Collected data
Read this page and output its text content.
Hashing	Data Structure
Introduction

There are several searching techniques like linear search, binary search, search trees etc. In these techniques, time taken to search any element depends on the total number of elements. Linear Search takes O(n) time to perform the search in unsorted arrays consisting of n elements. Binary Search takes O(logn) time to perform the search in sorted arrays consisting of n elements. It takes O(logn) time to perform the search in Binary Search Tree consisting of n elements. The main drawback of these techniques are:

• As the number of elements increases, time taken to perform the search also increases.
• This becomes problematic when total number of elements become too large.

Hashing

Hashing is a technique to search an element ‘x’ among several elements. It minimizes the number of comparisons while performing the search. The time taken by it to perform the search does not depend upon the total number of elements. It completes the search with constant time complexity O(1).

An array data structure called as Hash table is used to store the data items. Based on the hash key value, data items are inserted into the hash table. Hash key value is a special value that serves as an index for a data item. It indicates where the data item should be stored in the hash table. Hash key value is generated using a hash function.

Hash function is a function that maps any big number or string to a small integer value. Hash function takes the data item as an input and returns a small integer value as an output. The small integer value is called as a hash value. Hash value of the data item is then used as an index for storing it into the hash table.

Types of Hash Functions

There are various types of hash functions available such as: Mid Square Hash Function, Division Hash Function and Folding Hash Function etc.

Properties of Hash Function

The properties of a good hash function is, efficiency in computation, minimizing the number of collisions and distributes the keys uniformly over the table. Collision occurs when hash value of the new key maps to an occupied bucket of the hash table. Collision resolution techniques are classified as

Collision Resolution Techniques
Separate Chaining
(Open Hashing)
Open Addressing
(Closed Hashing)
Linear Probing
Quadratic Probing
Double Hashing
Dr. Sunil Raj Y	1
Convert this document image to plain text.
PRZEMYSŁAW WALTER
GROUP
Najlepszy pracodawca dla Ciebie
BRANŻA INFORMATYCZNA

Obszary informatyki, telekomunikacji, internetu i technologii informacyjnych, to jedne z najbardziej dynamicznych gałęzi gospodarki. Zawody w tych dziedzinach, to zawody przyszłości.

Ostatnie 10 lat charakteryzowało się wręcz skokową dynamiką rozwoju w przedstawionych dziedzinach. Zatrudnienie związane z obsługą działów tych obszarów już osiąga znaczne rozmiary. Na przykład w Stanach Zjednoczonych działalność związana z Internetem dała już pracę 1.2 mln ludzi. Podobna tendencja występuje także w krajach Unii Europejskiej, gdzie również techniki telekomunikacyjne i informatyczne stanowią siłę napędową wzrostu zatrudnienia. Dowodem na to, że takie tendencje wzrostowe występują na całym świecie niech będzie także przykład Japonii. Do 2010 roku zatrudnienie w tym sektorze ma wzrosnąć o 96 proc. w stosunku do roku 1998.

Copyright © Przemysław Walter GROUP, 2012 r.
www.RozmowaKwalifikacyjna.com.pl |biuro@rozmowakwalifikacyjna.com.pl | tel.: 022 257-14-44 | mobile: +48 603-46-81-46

• Goal of the exercise:
Exactly reproduce all of the entries above.

• Exercise response:
Read this page and output its text content.
Hashing	Data Structure
Introduction

There are several searching techniques like linear search, binary search, search trees etc. In these techniques, time taken to search any element depends on the total number of elements. Linear Search takes O(n) time to perform the search in unsorted arrays consisting of n elements. Binary Search takes O(logn) time to perform the search in sorted arrays consisting of n elements. It takes O(logn) time to perform the search in Binary Search Tree consisting of n elements. The main drawback of these techniques are:

• As the number of elements increases, time taken to perform the search also increases.
• This becomes problematic when total number of elements become too large.

Hashing

Hashing is a technique to search an element ‘x’ among several elements. It minimizes the number of comparisons while performing the search. The time taken by it to perform the search does not depend upon the total number of elements. It completes the search with constant time complexity O(1).

An array data structure called as Hash table is used to store the data items. Based on the hash key value, data items are inserted into the hash table. Hash key value is a special value that serves as an index for a data item. It indicates where the data item should be stored in the hash table. Hash key value is generated using a hash function.

Hash function is a function that maps any big number or string to a small integer value. Hash function takes the data item as an input and returns a small integer value as an output. The small integer value is called as a hash value. Hash value of the data item is then used as an index for storing it into the hash table.

Types of Hash Functions

There are various types of hash functions available such as: Mid Square Hash Function, Division Hash Function and Folding Hash Function etc.

Properties of Hash Function

The properties of a good hash function is, efficiency in computation, minimizing the number of collisions and distributes the keys uniformly over the table. Collision occurs when hash value of the new key maps to an occupied bucket of the hash table. Collision resolution techniques are classified as

Collision Resolution Techniques
Separate Chaining
(Open Hashing)
Open Addressing
(Closed Hashing)
Linear Probing
Quadratic Probing
Double Hashing
Dr. Sunil Raj Y	1
Convert this document image to plain text.
PRZEMYSŁAW WALTER
GROUP
Najlepszy pracodawca dla Ciebie
BRANŻA INFORMATYCZNA

Obszary informatyki, telekomunikacji, internetu i technologii informacyjnych, to jedne z najbardziej dynamicznych gałęzi gospodarki. Zawody w tych dziedzinach, to zawody przyszłości.

Ostatnie 10 lat charakteryzowało się wręcz skokową dynamiką rozwoju w przedstawionych dziedzinach. Zatrudnienie związane z obsługą działów tych obszarów już osiąga znaczne rozmiary. Na przykład w Stanach Zjednoczonych działalność związana z Internetem dała już pracę 1.2 mln ludzi. Podobna tendencja występuje także w krajach Unii Europejskiej, gdzie również techniki telekomunikacyjne i informatyczne stanowią siłę napędową wzrostu zatrudnienia. Dowodem na to, że takie tendencje wzrostowe występują na całym świecie niech będzie także przykład Japonii. Do 2010 roku zatrudnienie w tym sektorze ma wzrosnąć o 96 proc. w stosunku do roku 1998.

Copyright © Przemysław Walter GROUP, 2012 r.
www.RozmowaKwalifikacyjna.com.pl |biuro@rozmowakwalifikacyjna.com.pl | tel.: 022 257-14-44 | mobile: +48 603-46-81-46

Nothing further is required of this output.